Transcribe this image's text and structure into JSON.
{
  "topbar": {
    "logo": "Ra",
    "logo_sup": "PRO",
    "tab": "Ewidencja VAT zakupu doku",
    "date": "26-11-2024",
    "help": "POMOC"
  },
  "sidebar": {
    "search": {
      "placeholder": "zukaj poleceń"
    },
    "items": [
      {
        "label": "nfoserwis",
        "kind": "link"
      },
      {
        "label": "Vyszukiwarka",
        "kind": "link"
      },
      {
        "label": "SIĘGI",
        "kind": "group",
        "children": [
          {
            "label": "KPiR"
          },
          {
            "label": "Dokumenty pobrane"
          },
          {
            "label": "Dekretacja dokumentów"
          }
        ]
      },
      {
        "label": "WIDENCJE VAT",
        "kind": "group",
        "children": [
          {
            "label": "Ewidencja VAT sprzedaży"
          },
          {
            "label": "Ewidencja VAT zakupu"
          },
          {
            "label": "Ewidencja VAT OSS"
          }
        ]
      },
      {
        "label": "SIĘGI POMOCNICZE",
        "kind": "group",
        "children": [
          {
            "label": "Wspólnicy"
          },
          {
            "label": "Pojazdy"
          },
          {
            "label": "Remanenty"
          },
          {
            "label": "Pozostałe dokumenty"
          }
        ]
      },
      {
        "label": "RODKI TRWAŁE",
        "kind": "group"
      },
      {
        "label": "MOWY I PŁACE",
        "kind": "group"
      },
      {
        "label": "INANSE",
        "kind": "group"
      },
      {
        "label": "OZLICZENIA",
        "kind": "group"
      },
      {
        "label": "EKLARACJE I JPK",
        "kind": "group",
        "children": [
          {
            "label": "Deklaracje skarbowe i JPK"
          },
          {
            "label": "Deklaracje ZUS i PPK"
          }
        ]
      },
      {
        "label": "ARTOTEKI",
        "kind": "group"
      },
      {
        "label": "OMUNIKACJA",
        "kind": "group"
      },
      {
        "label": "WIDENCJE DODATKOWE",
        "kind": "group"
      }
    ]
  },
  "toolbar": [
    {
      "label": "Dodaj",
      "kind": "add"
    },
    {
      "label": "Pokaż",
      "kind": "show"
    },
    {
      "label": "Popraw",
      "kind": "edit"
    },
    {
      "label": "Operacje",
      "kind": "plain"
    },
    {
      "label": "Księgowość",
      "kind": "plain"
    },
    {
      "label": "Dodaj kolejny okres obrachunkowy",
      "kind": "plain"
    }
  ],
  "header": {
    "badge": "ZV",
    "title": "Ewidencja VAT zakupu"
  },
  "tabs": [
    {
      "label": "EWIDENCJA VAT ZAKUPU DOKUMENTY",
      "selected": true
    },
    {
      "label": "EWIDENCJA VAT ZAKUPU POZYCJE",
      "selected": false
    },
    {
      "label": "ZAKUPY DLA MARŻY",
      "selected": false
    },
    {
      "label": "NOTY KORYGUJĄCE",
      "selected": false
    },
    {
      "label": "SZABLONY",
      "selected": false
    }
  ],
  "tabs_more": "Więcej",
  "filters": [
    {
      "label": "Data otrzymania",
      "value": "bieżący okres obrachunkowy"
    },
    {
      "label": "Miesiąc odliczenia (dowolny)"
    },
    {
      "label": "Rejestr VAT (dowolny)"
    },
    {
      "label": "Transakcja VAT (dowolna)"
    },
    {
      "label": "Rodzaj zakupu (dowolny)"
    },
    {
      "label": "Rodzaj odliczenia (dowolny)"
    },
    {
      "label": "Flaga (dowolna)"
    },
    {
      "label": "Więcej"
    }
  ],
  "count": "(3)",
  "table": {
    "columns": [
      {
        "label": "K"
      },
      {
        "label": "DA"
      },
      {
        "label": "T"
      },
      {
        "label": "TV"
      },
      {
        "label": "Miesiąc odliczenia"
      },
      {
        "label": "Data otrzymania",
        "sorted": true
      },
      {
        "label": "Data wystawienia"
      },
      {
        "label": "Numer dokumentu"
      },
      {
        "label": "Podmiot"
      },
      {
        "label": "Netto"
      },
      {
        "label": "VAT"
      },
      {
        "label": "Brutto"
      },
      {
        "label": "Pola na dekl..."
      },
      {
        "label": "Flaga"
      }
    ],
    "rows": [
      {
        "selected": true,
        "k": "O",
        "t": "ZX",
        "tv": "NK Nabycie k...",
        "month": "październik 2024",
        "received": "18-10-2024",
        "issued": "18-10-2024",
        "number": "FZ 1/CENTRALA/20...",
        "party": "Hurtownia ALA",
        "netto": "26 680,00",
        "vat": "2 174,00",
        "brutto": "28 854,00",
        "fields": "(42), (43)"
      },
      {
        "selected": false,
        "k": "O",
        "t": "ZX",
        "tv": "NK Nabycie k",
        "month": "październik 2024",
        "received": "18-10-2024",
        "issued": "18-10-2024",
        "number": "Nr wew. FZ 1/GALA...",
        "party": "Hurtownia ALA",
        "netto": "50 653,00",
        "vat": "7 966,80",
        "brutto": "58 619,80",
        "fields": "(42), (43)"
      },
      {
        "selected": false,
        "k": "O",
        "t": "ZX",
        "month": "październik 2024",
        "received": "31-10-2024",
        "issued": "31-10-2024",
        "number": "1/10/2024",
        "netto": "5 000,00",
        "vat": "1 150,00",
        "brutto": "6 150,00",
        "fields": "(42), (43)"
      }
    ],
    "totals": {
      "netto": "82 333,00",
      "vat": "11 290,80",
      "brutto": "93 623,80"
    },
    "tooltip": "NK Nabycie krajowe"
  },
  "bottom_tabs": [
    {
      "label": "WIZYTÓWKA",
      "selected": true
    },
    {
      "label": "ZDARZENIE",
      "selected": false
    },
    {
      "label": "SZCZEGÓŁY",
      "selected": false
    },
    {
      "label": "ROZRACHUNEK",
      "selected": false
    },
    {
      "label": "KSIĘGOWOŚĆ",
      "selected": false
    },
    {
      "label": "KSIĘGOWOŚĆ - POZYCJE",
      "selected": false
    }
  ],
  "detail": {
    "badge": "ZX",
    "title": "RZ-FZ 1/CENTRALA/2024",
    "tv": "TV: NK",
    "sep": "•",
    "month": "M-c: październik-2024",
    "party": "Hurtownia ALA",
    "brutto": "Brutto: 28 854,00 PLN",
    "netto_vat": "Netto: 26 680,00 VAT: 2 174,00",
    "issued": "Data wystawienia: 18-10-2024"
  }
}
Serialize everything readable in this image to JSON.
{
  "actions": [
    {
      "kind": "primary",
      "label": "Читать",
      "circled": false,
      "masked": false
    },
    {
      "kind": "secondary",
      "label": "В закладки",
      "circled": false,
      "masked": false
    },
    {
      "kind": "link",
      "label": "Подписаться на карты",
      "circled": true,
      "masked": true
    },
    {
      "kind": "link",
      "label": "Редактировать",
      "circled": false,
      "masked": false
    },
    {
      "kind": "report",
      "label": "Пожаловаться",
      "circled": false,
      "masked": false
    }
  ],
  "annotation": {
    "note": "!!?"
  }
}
-------------------------
§ The exercise
Hand back the material above in full, exactly as written.

§ Correct answer
Transcribe this image's text and structure into JSON.
{
  "topbar": {
    "logo": "Ra",
    "logo_sup": "PRO",
    "tab": "Ewidencja VAT zakupu doku",
    "date": "26-11-2024",
    "help": "POMOC"
  },
  "sidebar": {
    "search": {
      "placeholder": "zukaj poleceń"
    },
    "items": [
      {
        "label": "nfoserwis",
        "kind": "link"
      },
      {
        "label": "Vyszukiwarka",
        "kind": "link"
      },
      {
        "label": "SIĘGI",
        "kind": "group",
        "children": [
          {
            "label": "KPiR"
          },
          {
            "label": "Dokumenty pobrane"
          },
          {
            "label": "Dekretacja dokumentów"
          }
        ]
      },
      {
        "label": "WIDENCJE VAT",
        "kind": "group",
        "children": [
          {
            "label": "Ewidencja VAT sprzedaży"
          },
          {
            "label": "Ewidencja VAT zakupu"
          },
          {
            "label": "Ewidencja VAT OSS"
          }
        ]
      },
      {
        "label": "SIĘGI POMOCNICZE",
        "kind": "group",
        "children": [
          {
            "label": "Wspólnicy"
          },
          {
            "label": "Pojazdy"
          },
          {
            "label": "Remanenty"
          },
          {
            "label": "Pozostałe dokumenty"
          }
        ]
      },
      {
        "label": "RODKI TRWAŁE",
        "kind": "group"
      },
      {
        "label": "MOWY I PŁACE",
        "kind": "group"
      },
      {
        "label": "INANSE",
        "kind": "group"
      },
      {
        "label": "OZLICZENIA",
        "kind": "group"
      },
      {
        "label": "EKLARACJE I JPK",
        "kind": "group",
        "children": [
          {
            "label": "Deklaracje skarbowe i JPK"
          },
          {
            "label": "Deklaracje ZUS i PPK"
          }
        ]
      },
      {
        "label": "ARTOTEKI",
        "kind": "group"
      },
      {
        "label": "OMUNIKACJA",
        "kind": "group"
      },
      {
        "label": "WIDENCJE DODATKOWE",
        "kind": "group"
      }
    ]
  },
  "toolbar": [
    {
      "label": "Dodaj",
      "kind": "add"
    },
    {
      "label": "Pokaż",
      "kind": "show"
    },
    {
      "label": "Popraw",
      "kind": "edit"
    },
    {
      "label": "Operacje",
      "kind": "plain"
    },
    {
      "label": "Księgowość",
      "kind": "plain"
    },
    {
      "label": "Dodaj kolejny okres obrachunkowy",
      "kind": "plain"
    }
  ],
  "header": {
    "badge": "ZV",
    "title": "Ewidencja VAT zakupu"
  },
  "tabs": [
    {
      "label": "EWIDENCJA VAT ZAKUPU DOKUMENTY",
      "selected": true
    },
    {
      "label": "EWIDENCJA VAT ZAKUPU POZYCJE",
      "selected": false
    },
    {
      "label": "ZAKUPY DLA MARŻY",
      "selected": false
    },
    {
      "label": "NOTY KORYGUJĄCE",
      "selected": false
    },
    {
      "label": "SZABLONY",
      "selected": false
    }
  ],
  "tabs_more": "Więcej",
  "filters": [
    {
      "label": "Data otrzymania",
      "value": "bieżący okres obrachunkowy"
    },
    {
      "label": "Miesiąc odliczenia (dowolny)"
    },
    {
      "label": "Rejestr VAT (dowolny)"
    },
    {
      "label": "Transakcja VAT (dowolna)"
    },
    {
      "label": "Rodzaj zakupu (dowolny)"
    },
    {
      "label": "Rodzaj odliczenia (dowolny)"
    },
    {
      "label": "Flaga (dowolna)"
    },
    {
      "label": "Więcej"
    }
  ],
  "count": "(3)",
  "table": {
    "columns": [
      {
        "label": "K"
      },
      {
        "label": "DA"
      },
      {
        "label": "T"
      },
      {
        "label": "TV"
      },
      {
        "label": "Miesiąc odliczenia"
      },
      {
        "label": "Data otrzymania",
        "sorted": true
      },
      {
        "label": "Data wystawienia"
      },
      {
        "label": "Numer dokumentu"
      },
      {
        "label": "Podmiot"
      },
      {
        "label": "Netto"
      },
      {
        "label": "VAT"
      },
      {
        "label": "Brutto"
      },
      {
        "label": "Pola na dekl..."
      },
      {
        "label": "Flaga"
      }
    ],
    "rows": [
      {
        "selected": true,
        "k": "O",
        "t": "ZX",
        "tv": "NK Nabycie k...",
        "month": "październik 2024",
        "received": "18-10-2024",
        "issued": "18-10-2024",
        "number": "FZ 1/CENTRALA/20...",
        "party": "Hurtownia ALA",
        "netto": "26 680,00",
        "vat": "2 174,00",
        "brutto": "28 854,00",
        "fields": "(42), (43)"
      },
      {
        "selected": false,
        "k": "O",
        "t": "ZX",
        "tv": "NK Nabycie k",
        "month": "październik 2024",
        "received": "18-10-2024",
        "issued": "18-10-2024",
        "number": "Nr wew. FZ 1/GALA...",
        "party": "Hurtownia ALA",
        "netto": "50 653,00",
        "vat": "7 966,80",
        "brutto": "58 619,80",
        "fields": "(42), (43)"
      },
      {
        "selected": false,
        "k": "O",
        "t": "ZX",
        "month": "październik 2024",
        "received": "31-10-2024",
        "issued": "31-10-2024",
        "number": "1/10/2024",
        "netto": "5 000,00",
        "vat": "1 150,00",
        "brutto": "6 150,00",
        "fields": "(42), (43)"
      }
    ],
    "totals": {
      "netto": "82 333,00",
      "vat": "11 290,80",
      "brutto": "93 623,80"
    },
    "tooltip": "NK Nabycie krajowe"
  },
  "bottom_tabs": [
    {
      "label": "WIZYTÓWKA",
      "selected": true
    },
    {
      "label": "ZDARZENIE",
      "selected": false
    },
    {
      "label": "SZCZEGÓŁY",
      "selected": false
    },
    {
      "label": "ROZRACHUNEK",
      "selected": false
    },
    {
      "label": "KSIĘGOWOŚĆ",
      "selected": false
    },
    {
      "label": "KSIĘGOWOŚĆ - POZYCJE",
      "selected": false
    }
  ],
  "detail": {
    "badge": "ZX",
    "title": "RZ-FZ 1/CENTRALA/2024",
    "tv": "TV: NK",
    "sep": "•",
    "month": "M-c: październik-2024",
    "party": "Hurtownia ALA",
    "brutto": "Brutto: 28 854,00 PLN",
    "netto_vat": "Netto: 26 680,00 VAT: 2 174,00",
    "issued": "Data wystawienia: 18-10-2024"
  }
}
Serialize everything readable in this image to JSON.
{
  "actions": [
    {
      "kind": "primary",
      "label": "Читать",
      "circled": false,
      "masked": false
    },
    {
      "kind": "secondary",
      "label": "В закладки",
      "circled": false,
      "masked": false
    },
    {
      "kind": "link",
      "label": "Подписаться на карты",
      "circled": true,
      "masked": true
    },
    {
      "kind": "link",
      "label": "Редактировать",
      "circled": false,
      "masked": false
    },
    {
      "kind": "report",
      "label": "Пожаловаться",
      "circled": false,
      "masked": false
    }
  ],
  "annotation": {
    "note": "!!?"
  }
}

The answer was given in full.